***** Recorded information *****

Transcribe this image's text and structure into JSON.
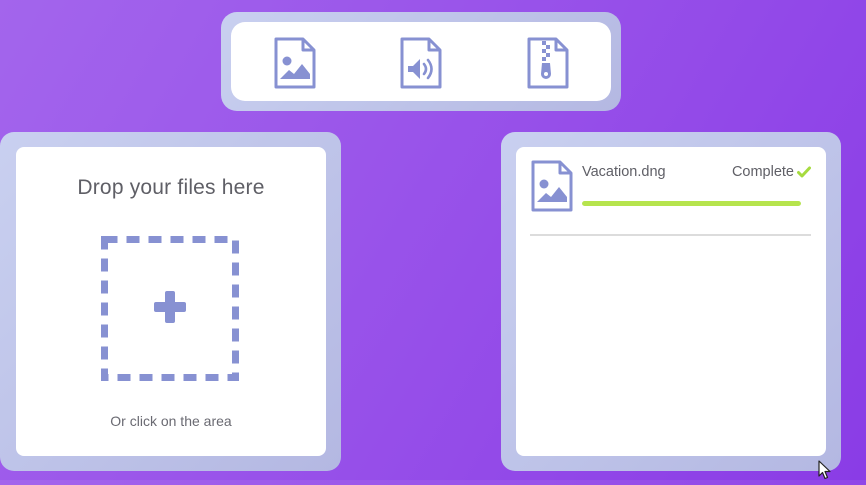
{
  "toolbar": {
    "icons": [
      {
        "name": "image-file-icon"
      },
      {
        "name": "audio-file-icon"
      },
      {
        "name": "zip-file-icon"
      }
    ]
  },
  "dropzone": {
    "title": "Drop your files here",
    "hint": "Or click on the area",
    "icon": "plus-icon"
  },
  "uploads": {
    "items": [
      {
        "file_name": "Vacation.dng",
        "status": "Complete",
        "status_icon": "check-icon",
        "progress": 1.0,
        "icon": "image-file-icon"
      }
    ]
  },
  "colors": {
    "accent": "#8791d2",
    "progress": "#b6e44d",
    "check": "#a6db3f",
    "background_start": "#a365ec",
    "background_end": "#8a3ce6"
  }
}
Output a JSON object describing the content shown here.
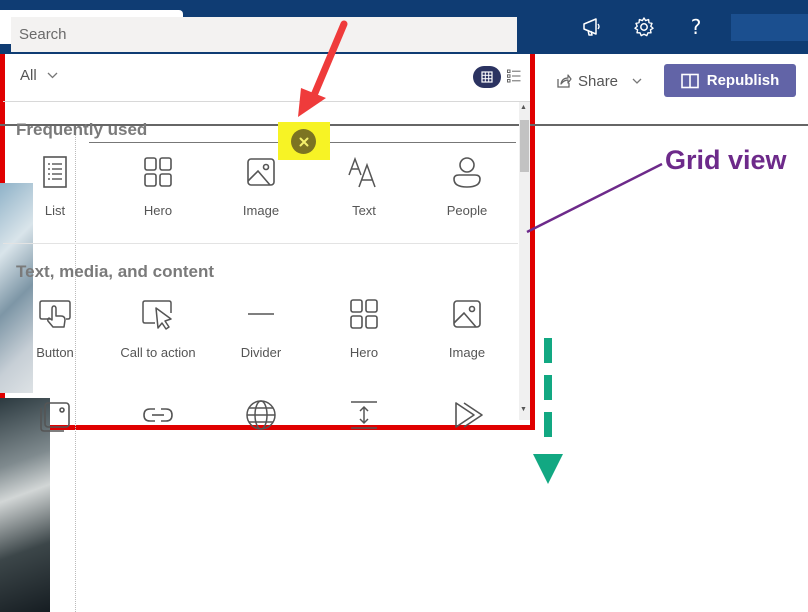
{
  "topbar": {
    "icons": [
      "megaphone-icon",
      "gear-icon",
      "help-icon"
    ],
    "help_glyph": "?"
  },
  "command_bar": {
    "share_label": "Share",
    "republish_label": "Republish"
  },
  "annotation": {
    "grid_view_label": "Grid view",
    "colors": {
      "arrow_red": "#ef3b3b",
      "label_purple": "#6d2a8a",
      "scroll_arrow_teal": "#12a882",
      "highlight_yellow": "#f7f325",
      "panel_border_red": "#e00000"
    }
  },
  "toolbox": {
    "search_placeholder": "Search",
    "filter_value": "All",
    "view_mode": "grid",
    "sections": [
      {
        "title": "Frequently used",
        "items": [
          {
            "label": "List",
            "icon": "list-icon"
          },
          {
            "label": "Hero",
            "icon": "hero-icon"
          },
          {
            "label": "Image",
            "icon": "image-icon"
          },
          {
            "label": "Text",
            "icon": "text-icon"
          },
          {
            "label": "People",
            "icon": "people-icon"
          }
        ]
      },
      {
        "title": "Text, media, and content",
        "items": [
          {
            "label": "Button",
            "icon": "button-icon"
          },
          {
            "label": "Call to action",
            "icon": "call-to-action-icon"
          },
          {
            "label": "Divider",
            "icon": "divider-icon"
          },
          {
            "label": "Hero",
            "icon": "hero-icon"
          },
          {
            "label": "Image",
            "icon": "image-icon"
          }
        ]
      }
    ],
    "partial_row_icons": [
      "image-gallery-icon",
      "link-icon",
      "globe-icon",
      "spacer-icon",
      "stream-icon"
    ]
  },
  "theme": {
    "suite_bar": "#0f3c73",
    "republish": "#6264a7"
  }
}
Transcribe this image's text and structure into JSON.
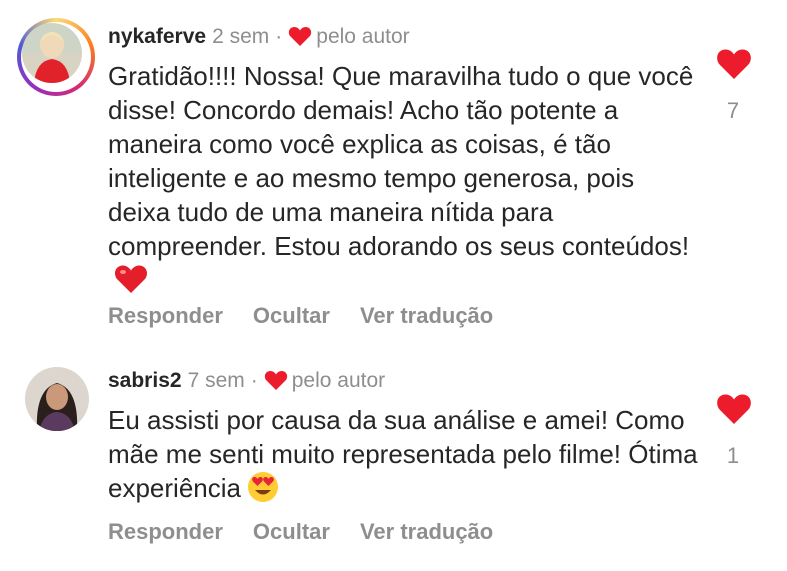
{
  "colors": {
    "heart": "#ed1c2c",
    "muted": "#8e8e8e",
    "text": "#262626"
  },
  "comments": [
    {
      "username": "nykaferve",
      "time": "2 sem",
      "separator": "·",
      "author_badge": "pelo autor",
      "text": "Gratidão!!!! Nossa! Que maravilha tudo o que você disse! Concordo demais! Acho tão potente a maneira como você explica as coisas, é tão inteligente e ao mesmo tempo generosa, pois deixa tudo de uma maneira nítida para compreender. Estou adorando os seus conteúdos!",
      "emoji": "red-heart-emoji",
      "actions": {
        "reply": "Responder",
        "hide": "Ocultar",
        "translate": "Ver tradução"
      },
      "like_count": "7"
    },
    {
      "username": "sabris2",
      "time": "7 sem",
      "separator": "·",
      "author_badge": "pelo autor",
      "text": "Eu assisti por causa da sua análise e amei! Como mãe me senti muito representada pelo filme! Ótima experiência",
      "emoji": "heart-eyes-emoji",
      "actions": {
        "reply": "Responder",
        "hide": "Ocultar",
        "translate": "Ver tradução"
      },
      "like_count": "1"
    }
  ]
}
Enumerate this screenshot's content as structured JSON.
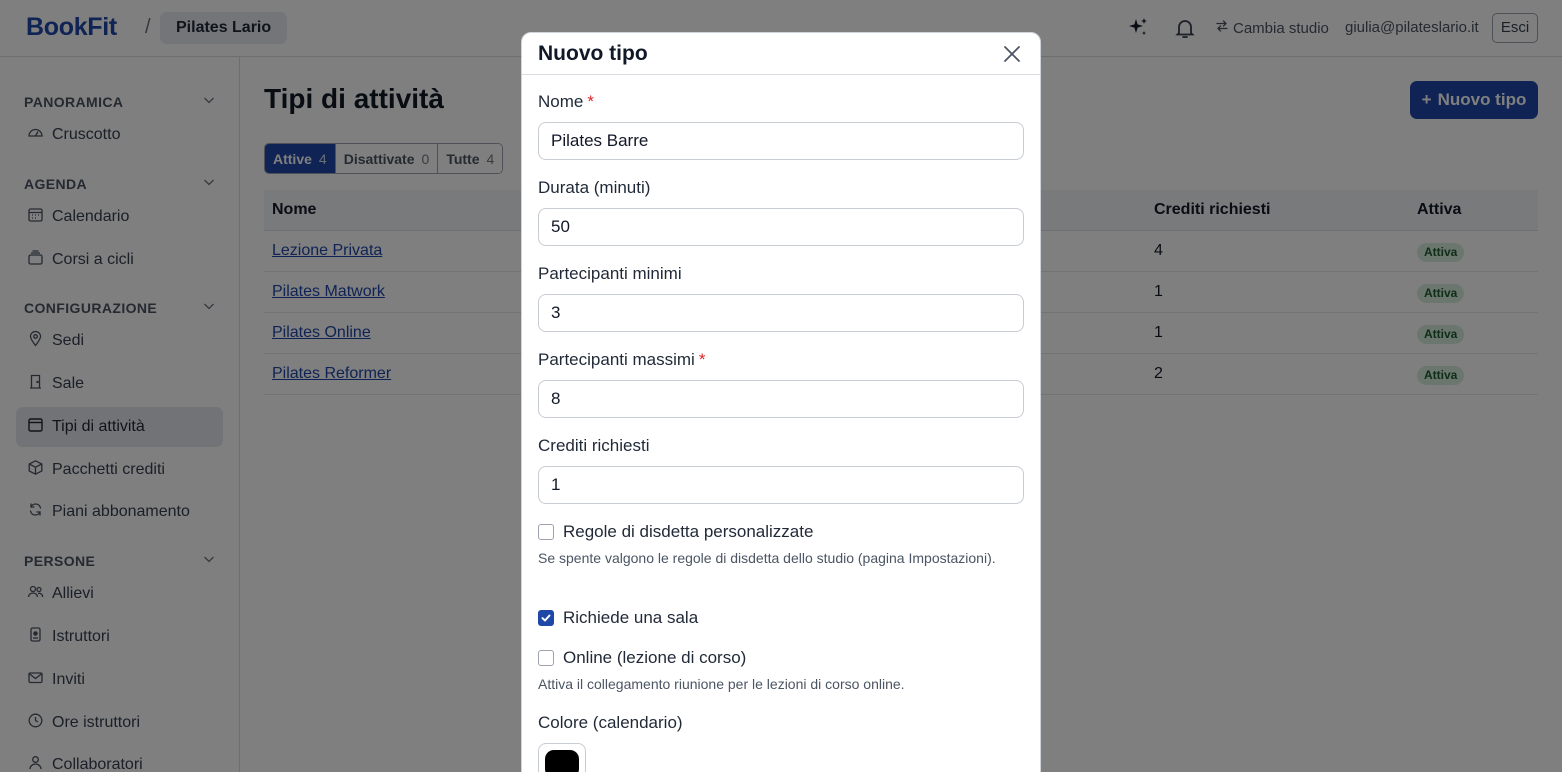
{
  "topbar": {
    "logo": "BookFit",
    "separator": "/",
    "studio": "Pilates Lario",
    "switch_studio": "Cambia studio",
    "user_email": "giulia@pilateslario.it",
    "logout": "Esci"
  },
  "sidebar": {
    "sections": [
      {
        "title": "PANORAMICA",
        "items": [
          {
            "label": "Cruscotto",
            "icon": "dashboard-icon"
          }
        ]
      },
      {
        "title": "AGENDA",
        "items": [
          {
            "label": "Calendario",
            "icon": "calendar-icon"
          },
          {
            "label": "Corsi a cicli",
            "icon": "stack-icon"
          }
        ]
      },
      {
        "title": "CONFIGURAZIONE",
        "items": [
          {
            "label": "Sedi",
            "icon": "map-pin-icon"
          },
          {
            "label": "Sale",
            "icon": "door-icon"
          },
          {
            "label": "Tipi di attività",
            "icon": "window-icon",
            "active": true
          },
          {
            "label": "Pacchetti crediti",
            "icon": "package-icon"
          },
          {
            "label": "Piani abbonamento",
            "icon": "refresh-icon"
          }
        ]
      },
      {
        "title": "PERSONE",
        "items": [
          {
            "label": "Allievi",
            "icon": "users-icon"
          },
          {
            "label": "Istruttori",
            "icon": "badge-icon"
          },
          {
            "label": "Inviti",
            "icon": "mail-icon"
          },
          {
            "label": "Ore istruttori",
            "icon": "clock-icon"
          },
          {
            "label": "Collaboratori",
            "icon": "user-icon"
          }
        ]
      }
    ]
  },
  "main": {
    "title": "Tipi di attività",
    "new_button": "Nuovo tipo",
    "filters": [
      {
        "label": "Attive",
        "count": "4",
        "selected": true
      },
      {
        "label": "Disattivate",
        "count": "0"
      },
      {
        "label": "Tutte",
        "count": "4"
      }
    ],
    "columns": {
      "name": "Nome",
      "credits": "Crediti richiesti",
      "active": "Attiva"
    },
    "rows": [
      {
        "name": "Lezione Privata",
        "credits": "4",
        "status": "Attiva"
      },
      {
        "name": "Pilates Matwork",
        "credits": "1",
        "status": "Attiva"
      },
      {
        "name": "Pilates Online",
        "credits": "1",
        "status": "Attiva"
      },
      {
        "name": "Pilates Reformer",
        "credits": "2",
        "status": "Attiva"
      }
    ]
  },
  "modal": {
    "title": "Nuovo tipo",
    "fields": {
      "name": {
        "label": "Nome",
        "value": "Pilates Barre",
        "required": true
      },
      "duration": {
        "label": "Durata (minuti)",
        "value": "50"
      },
      "min_participants": {
        "label": "Partecipanti minimi",
        "value": "3"
      },
      "max_participants": {
        "label": "Partecipanti massimi",
        "value": "8",
        "required": true
      },
      "credits": {
        "label": "Crediti richiesti",
        "value": "1"
      }
    },
    "custom_cancel": {
      "label": "Regole di disdetta personalizzate",
      "checked": false,
      "hint": "Se spente valgono le regole di disdetta dello studio (pagina Impostazioni)."
    },
    "requires_room": {
      "label": "Richiede una sala",
      "checked": true
    },
    "online": {
      "label": "Online (lezione di corso)",
      "checked": false,
      "hint": "Attiva il collegamento riunione per le lezioni di corso online."
    },
    "color": {
      "label": "Colore (calendario)",
      "value": "#000000"
    },
    "required_mark": "*"
  },
  "colors": {
    "accent": "#1f47a8",
    "badge_bg": "#d7ecdc",
    "required": "#dc2626"
  }
}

*****

**Task requirements:**
Only the number is wanted: count the lines of the records that hold the word "hint".

**Response:**
3